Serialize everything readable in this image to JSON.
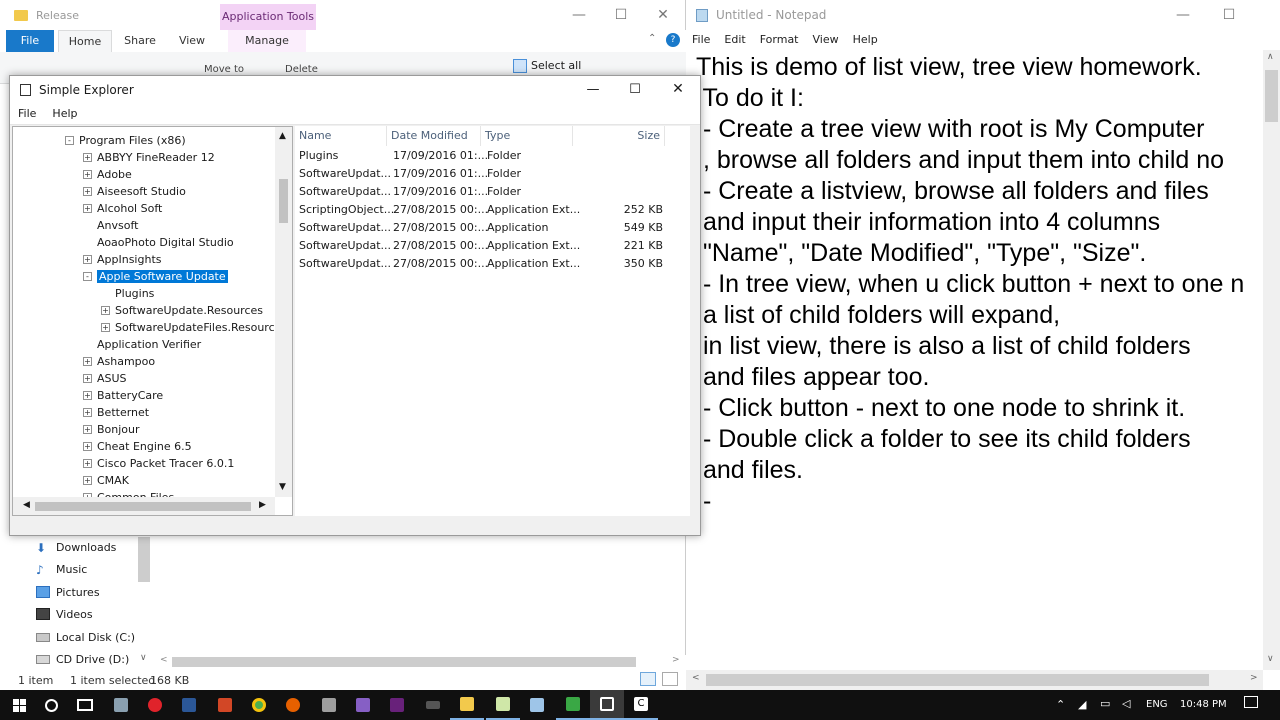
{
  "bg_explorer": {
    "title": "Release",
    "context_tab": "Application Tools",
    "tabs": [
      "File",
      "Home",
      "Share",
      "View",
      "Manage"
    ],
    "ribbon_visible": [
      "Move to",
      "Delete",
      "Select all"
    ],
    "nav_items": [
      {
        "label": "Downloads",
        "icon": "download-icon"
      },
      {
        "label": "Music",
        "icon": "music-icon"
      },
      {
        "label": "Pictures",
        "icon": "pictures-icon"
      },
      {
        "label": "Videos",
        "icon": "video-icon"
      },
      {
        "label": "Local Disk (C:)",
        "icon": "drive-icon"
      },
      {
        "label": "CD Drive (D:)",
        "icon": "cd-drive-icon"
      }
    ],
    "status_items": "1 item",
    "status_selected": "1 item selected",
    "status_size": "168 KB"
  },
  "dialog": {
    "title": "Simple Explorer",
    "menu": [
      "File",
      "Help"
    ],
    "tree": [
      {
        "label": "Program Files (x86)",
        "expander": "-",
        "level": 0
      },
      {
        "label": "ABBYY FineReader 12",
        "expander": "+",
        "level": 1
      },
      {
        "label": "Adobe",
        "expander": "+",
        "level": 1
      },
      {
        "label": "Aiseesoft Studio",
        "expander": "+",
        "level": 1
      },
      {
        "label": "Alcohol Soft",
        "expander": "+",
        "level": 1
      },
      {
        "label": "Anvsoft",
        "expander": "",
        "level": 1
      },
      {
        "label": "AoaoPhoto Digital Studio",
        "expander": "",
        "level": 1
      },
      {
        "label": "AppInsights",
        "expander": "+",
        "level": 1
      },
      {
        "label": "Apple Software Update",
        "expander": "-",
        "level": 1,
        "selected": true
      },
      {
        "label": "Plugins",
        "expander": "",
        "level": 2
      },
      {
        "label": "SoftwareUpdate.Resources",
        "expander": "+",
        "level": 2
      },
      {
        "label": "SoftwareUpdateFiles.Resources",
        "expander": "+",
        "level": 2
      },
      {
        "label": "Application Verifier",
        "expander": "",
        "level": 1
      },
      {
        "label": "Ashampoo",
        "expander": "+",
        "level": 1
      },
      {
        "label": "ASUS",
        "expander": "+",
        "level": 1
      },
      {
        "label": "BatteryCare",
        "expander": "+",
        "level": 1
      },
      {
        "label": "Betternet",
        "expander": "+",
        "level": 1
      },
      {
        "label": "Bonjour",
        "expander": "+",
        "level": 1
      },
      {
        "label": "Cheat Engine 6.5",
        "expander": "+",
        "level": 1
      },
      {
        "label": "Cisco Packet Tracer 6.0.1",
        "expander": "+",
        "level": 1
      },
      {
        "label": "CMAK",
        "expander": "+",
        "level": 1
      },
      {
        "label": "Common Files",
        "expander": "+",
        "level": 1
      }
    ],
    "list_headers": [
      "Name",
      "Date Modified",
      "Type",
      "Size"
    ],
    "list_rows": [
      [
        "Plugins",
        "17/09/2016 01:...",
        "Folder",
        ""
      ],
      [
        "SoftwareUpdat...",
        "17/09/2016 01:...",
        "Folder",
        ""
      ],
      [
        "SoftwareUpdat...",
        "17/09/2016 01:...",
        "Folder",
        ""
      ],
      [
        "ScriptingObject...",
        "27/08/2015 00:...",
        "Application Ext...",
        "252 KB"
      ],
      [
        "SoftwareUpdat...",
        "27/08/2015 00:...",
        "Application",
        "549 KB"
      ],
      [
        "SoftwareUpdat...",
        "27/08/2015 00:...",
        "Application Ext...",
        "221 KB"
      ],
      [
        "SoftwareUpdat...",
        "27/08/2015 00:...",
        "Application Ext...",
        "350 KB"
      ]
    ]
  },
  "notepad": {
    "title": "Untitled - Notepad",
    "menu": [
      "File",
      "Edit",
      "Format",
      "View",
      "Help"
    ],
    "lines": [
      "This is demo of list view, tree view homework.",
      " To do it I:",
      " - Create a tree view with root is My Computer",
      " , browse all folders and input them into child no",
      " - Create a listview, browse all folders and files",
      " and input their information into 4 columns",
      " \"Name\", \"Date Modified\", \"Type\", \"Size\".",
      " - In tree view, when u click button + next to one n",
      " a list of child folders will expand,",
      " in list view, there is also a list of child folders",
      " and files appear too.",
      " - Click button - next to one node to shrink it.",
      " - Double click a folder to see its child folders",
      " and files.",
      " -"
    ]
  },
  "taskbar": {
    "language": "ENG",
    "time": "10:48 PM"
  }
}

-.-.-

■ Aim of the exercise:
Only the number is wanted: how many lines of the data contain the word "Create"?

■ Result for this exercise:
2